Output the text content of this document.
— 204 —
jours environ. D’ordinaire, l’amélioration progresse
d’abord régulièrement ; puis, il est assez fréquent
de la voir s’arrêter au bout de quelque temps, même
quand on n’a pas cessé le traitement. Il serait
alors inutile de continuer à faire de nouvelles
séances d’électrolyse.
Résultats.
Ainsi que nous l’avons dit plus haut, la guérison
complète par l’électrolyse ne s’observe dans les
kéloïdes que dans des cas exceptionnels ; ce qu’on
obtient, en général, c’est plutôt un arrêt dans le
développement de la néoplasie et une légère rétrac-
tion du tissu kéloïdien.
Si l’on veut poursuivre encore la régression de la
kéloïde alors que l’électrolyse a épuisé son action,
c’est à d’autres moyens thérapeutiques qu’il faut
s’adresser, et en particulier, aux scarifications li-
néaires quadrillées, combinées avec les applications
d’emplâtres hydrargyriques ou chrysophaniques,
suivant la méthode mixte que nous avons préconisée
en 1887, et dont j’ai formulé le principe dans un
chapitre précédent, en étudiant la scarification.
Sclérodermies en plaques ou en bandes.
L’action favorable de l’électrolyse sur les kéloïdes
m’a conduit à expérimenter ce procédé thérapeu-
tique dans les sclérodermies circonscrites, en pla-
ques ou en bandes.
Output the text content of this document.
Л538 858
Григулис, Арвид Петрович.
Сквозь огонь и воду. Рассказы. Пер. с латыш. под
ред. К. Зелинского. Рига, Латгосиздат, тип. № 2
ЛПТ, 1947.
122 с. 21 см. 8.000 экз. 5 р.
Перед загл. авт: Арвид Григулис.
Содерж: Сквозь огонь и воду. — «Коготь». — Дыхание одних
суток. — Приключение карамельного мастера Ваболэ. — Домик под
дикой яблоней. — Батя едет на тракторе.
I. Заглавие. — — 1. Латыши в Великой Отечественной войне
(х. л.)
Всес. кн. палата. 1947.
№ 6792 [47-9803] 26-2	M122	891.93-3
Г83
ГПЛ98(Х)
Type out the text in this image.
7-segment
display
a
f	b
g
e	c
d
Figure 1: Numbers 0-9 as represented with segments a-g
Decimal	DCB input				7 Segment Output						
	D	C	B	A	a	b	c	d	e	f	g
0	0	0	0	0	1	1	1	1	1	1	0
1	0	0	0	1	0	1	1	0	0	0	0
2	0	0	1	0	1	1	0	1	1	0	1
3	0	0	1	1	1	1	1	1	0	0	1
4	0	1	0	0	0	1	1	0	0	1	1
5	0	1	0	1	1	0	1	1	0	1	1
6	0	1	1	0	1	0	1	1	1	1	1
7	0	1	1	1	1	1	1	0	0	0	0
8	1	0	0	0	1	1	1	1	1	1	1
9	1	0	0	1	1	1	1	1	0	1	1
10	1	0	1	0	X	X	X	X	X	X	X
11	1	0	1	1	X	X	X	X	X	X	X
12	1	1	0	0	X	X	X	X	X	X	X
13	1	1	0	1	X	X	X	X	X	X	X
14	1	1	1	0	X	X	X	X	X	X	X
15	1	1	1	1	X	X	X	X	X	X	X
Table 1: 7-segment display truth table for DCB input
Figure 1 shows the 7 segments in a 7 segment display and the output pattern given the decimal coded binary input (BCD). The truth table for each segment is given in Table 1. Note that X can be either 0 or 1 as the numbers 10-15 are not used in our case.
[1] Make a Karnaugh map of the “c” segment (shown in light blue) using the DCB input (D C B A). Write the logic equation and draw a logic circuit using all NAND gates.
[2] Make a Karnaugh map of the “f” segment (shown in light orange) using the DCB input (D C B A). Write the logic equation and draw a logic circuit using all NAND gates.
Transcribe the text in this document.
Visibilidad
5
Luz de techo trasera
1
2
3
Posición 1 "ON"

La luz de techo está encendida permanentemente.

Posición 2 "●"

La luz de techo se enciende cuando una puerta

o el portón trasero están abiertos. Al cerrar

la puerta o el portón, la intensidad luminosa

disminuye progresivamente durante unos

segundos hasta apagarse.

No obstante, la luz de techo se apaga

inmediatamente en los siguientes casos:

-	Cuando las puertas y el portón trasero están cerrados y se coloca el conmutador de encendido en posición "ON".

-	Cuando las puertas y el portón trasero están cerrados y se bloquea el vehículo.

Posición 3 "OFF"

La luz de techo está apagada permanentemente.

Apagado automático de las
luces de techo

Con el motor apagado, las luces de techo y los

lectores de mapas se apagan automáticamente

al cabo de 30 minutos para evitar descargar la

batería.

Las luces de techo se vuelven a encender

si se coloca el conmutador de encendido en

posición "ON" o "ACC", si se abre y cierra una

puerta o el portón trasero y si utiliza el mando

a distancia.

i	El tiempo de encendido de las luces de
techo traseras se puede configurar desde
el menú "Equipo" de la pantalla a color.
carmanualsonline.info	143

**Work to be completed**:
Going through the records above, state how many lines carry "trasero", with no other text.

**Answer to the problem**:
4